:: Data extract ::
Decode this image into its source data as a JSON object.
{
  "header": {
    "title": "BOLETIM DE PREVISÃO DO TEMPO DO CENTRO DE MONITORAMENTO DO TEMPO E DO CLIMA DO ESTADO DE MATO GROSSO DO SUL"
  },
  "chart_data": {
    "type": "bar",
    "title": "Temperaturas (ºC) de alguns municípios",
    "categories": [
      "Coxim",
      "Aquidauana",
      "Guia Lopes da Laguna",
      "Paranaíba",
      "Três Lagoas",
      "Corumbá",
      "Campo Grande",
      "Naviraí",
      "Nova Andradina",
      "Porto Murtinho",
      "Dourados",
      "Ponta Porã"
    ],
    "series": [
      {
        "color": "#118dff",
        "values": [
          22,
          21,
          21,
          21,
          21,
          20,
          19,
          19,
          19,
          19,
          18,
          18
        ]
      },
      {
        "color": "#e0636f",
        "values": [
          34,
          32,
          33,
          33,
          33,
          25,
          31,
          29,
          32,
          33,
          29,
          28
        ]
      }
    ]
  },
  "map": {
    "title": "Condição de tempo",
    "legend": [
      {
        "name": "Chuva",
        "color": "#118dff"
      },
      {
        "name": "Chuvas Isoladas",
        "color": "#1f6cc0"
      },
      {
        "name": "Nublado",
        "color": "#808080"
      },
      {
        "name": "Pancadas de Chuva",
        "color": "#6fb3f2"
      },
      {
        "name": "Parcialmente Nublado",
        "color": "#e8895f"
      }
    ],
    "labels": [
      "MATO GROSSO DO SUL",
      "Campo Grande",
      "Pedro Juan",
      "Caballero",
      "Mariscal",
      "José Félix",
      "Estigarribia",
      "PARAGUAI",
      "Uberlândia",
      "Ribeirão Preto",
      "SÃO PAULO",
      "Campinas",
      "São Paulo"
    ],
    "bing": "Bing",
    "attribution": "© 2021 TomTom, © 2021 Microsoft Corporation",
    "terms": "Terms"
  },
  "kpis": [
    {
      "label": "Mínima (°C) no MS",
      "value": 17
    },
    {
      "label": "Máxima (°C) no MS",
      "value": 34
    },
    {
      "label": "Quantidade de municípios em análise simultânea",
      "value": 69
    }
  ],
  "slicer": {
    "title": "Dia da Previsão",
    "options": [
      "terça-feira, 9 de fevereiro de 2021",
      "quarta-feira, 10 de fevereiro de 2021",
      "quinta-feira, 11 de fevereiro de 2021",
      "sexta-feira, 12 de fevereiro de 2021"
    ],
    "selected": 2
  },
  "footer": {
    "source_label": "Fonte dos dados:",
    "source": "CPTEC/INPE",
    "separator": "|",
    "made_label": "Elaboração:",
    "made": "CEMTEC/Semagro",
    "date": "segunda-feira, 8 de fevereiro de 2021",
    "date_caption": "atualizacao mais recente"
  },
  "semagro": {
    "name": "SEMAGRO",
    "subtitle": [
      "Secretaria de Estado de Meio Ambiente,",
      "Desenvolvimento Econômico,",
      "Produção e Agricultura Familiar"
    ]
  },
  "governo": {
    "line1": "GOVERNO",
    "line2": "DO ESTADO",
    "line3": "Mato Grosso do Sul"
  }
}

:: Required work ::
Gather and copy every line of the data in which the string "name" is found.

:: Full output ::
        "name": "Chuva",
        "name": "Chuvas Isoladas",
        "name": "Nublado",
        "name": "Pancadas de Chuva",
        "name": "Parcialmente Nublado",
    "name": "SEMAGRO",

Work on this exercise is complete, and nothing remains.